Dataset items:
┏━━

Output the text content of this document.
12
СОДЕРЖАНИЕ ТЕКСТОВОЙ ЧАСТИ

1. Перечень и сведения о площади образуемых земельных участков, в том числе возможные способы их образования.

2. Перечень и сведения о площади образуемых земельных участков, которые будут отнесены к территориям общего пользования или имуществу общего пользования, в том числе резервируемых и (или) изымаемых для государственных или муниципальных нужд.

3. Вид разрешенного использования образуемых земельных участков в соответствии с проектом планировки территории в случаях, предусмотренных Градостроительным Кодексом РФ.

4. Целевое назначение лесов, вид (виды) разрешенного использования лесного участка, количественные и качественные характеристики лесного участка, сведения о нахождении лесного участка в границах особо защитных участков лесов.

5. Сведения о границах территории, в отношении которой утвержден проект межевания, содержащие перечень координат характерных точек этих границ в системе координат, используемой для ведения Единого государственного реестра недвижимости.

┗━━

REQUEST
Copy every line of the records word for word.

COMPLETE RESPONSE
Output the text content of this document.
12
СОДЕРЖАНИЕ ТЕКСТОВОЙ ЧАСТИ

1. Перечень и сведения о площади образуемых земельных участков, в том числе возможные способы их образования.

2. Перечень и сведения о площади образуемых земельных участков, которые будут отнесены к территориям общего пользования или имуществу общего пользования, в том числе резервируемых и (или) изымаемых для государственных или муниципальных нужд.

3. Вид разрешенного использования образуемых земельных участков в соответствии с проектом планировки территории в случаях, предусмотренных Градостроительным Кодексом РФ.

4. Целевое назначение лесов, вид (виды) разрешенного использования лесного участка, количественные и качественные характеристики лесного участка, сведения о нахождении лесного участка в границах особо защитных участков лесов.

5. Сведения о границах территории, в отношении которой утвержден проект межевания, содержащие перечень координат характерных точек этих границ в системе координат, используемой для ведения Единого государственного реестра недвижимости.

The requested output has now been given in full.